→ What is needed
Put every line of the records into a single numbered list, leaving out the blank lines.

(Entries from a dataset)
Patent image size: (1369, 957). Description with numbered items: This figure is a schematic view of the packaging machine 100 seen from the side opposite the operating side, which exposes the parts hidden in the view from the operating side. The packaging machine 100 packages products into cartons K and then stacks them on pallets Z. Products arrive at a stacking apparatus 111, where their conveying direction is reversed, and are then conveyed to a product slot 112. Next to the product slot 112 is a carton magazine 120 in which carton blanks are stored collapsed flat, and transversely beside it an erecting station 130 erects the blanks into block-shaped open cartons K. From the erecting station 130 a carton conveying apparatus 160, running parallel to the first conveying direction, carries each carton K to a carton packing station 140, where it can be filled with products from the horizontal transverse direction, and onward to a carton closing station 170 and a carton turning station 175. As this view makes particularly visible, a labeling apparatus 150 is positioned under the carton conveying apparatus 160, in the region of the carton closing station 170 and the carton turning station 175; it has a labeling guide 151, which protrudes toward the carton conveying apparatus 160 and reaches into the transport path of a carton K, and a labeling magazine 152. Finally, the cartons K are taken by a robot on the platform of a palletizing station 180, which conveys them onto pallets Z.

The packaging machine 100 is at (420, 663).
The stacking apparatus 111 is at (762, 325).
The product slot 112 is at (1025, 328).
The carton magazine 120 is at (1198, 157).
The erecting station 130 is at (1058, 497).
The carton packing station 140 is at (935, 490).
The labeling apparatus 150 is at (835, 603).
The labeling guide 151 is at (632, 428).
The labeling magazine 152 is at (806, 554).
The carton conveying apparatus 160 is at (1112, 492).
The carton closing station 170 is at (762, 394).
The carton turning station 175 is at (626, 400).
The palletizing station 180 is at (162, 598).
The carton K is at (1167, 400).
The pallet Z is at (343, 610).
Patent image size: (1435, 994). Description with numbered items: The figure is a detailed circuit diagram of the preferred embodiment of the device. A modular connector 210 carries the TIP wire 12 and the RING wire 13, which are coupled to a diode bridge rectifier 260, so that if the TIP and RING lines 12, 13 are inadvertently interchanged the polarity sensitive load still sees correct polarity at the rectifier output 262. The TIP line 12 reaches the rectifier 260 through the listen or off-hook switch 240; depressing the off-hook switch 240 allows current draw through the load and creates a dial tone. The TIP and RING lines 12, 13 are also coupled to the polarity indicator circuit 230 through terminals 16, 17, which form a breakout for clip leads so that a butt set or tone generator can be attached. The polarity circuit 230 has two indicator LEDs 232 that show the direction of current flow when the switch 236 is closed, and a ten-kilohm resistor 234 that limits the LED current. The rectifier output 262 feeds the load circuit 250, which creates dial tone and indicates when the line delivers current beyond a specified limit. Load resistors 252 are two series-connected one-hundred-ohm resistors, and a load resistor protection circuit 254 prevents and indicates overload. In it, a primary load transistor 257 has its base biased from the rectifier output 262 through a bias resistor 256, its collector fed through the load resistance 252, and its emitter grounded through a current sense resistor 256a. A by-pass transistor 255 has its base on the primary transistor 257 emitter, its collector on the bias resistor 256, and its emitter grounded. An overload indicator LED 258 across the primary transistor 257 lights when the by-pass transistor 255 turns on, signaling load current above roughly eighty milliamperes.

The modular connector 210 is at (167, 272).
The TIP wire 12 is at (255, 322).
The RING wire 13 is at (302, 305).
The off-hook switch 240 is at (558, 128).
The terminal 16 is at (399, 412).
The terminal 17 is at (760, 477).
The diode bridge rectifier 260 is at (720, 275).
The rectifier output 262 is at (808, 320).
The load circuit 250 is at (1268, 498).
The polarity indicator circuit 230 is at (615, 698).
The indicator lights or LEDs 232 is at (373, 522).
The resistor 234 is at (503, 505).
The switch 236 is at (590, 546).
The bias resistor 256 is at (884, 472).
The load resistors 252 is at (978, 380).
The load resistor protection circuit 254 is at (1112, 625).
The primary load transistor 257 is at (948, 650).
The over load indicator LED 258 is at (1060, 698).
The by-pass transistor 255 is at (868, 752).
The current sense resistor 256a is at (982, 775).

→ Problem solution
1. Patent image size: (1369, 957). Description with numbered items: This figure is a schematic view of the packaging machine 100 seen from the side opposite the operating side, which exposes the parts hidden in the view from the operating side. The packaging machine 100 packages products into cartons K and then stacks them on pallets Z. Products arrive at a stacking apparatus 111, where their conveying direction is reversed, and are then conveyed to a product slot 112. Next to the product slot 112 is a carton magazine 120 in which carton blanks are stored collapsed flat, and transversely beside it an erecting station 130 erects the blanks into block-shaped open cartons K. From the erecting station 130 a carton conveying apparatus 160, running parallel to the first conveying direction, carries each carton K to a carton packing station 140, where it can be filled with products from the horizontal transverse direction, and onward to a carton closing station 170 and a carton turning station 175. As this view makes particularly visible, a labeling apparatus 150 is positioned under the carton conveying apparatus 160, in the region of the carton closing station 170 and the carton turning station 175; it has a labeling guide 151, which protrudes toward the carton conveying apparatus 160 and reaches into the transport path of a carton K, and a labeling magazine 152. Finally, the cartons K are taken by a robot on the platform of a palletizing station 180, which conveys them onto pallets Z.
2. The packaging machine 100 is at (420, 663).
3. The stacking apparatus 111 is at (762, 325).
4. The product slot 112 is at (1025, 328).
5. The carton magazine 120 is at (1198, 157).
6. The erecting station 130 is at (1058, 497).
7. The carton packing station 140 is at (935, 490).
8. The labeling apparatus 150 is at (835, 603).
9. The labeling guide 151 is at (632, 428).
10. The labeling magazine 152 is at (806, 554).
11. The carton conveying apparatus 160 is at (1112, 492).
12. The carton closing station 170 is at (762, 394).
13. The carton turning station 175 is at (626, 400).
14. The palletizing station 180 is at (162, 598).
15. The carton K is at (1167, 400).
16. The pallet Z is at (343, 610).
17. Patent image size: (1435, 994). Description with numbered items: The figure is a detailed circuit diagram of the preferred embodiment of the device. A modular connector 210 carries the TIP wire 12 and the RING wire 13, which are coupled to a diode bridge rectifier 260, so that if the TIP and RING lines 12, 13 are inadvertently interchanged the polarity sensitive load still sees correct polarity at the rectifier output 262. The TIP line 12 reaches the rectifier 260 through the listen or off-hook switch 240; depressing the off-hook switch 240 allows current draw through the load and creates a dial tone. The TIP and RING lines 12, 13 are also coupled to the polarity indicator circuit 230 through terminals 16, 17, which form a breakout for clip leads so that a butt set or tone generator can be attached. The polarity circuit 230 has two indicator LEDs 232 that show the direction of current flow when the switch 236 is closed, and a ten-kilohm resistor 234 that limits the LED current. The rectifier output 262 feeds the load circuit 250, which creates dial tone and indicates when the line delivers current beyond a specified limit. Load resistors 252 are two series-connected one-hundred-ohm resistors, and a load resistor protection circuit 254 prevents and indicates overload. In it, a primary load transistor 257 has its base biased from the rectifier output 262 through a bias resistor 256, its collector fed through the load resistance 252, and its emitter grounded through a current sense resistor 256a. A by-pass transistor 255 has its base on the primary transistor 257 emitter, its collector on the bias resistor 256, and its emitter grounded. An overload indicator LED 258 across the primary transistor 257 lights when the by-pass transistor 255 turns on, signaling load current above roughly eighty milliamperes.
18. The modular connector 210 is at (167, 272).
19. The TIP wire 12 is at (255, 322).
20. The RING wire 13 is at (302, 305).
21. The off-hook switch 240 is at (558, 128).
22. The terminal 16 is at (399, 412).
23. The terminal 17 is at (760, 477).
24. The diode bridge rectifier 260 is at (720, 275).
25. The rectifier output 262 is at (808, 320).
26. The load circuit 250 is at (1268, 498).
27. The polarity indicator circuit 230 is at (615, 698).
28. The indicator lights or LEDs 232 is at (373, 522).
29. The resistor 234 is at (503, 505).
30. The switch 236 is at (590, 546).
31. The bias resistor 256 is at (884, 472).
32. The load resistors 252 is at (978, 380).
33. The load resistor protection circuit 254 is at (1112, 625).
34. The primary load transistor 257 is at (948, 650).
35. The over load indicator LED 258 is at (1060, 698).
36. The by-pass transistor 255 is at (868, 752).
37. The current sense resistor 256a is at (982, 775).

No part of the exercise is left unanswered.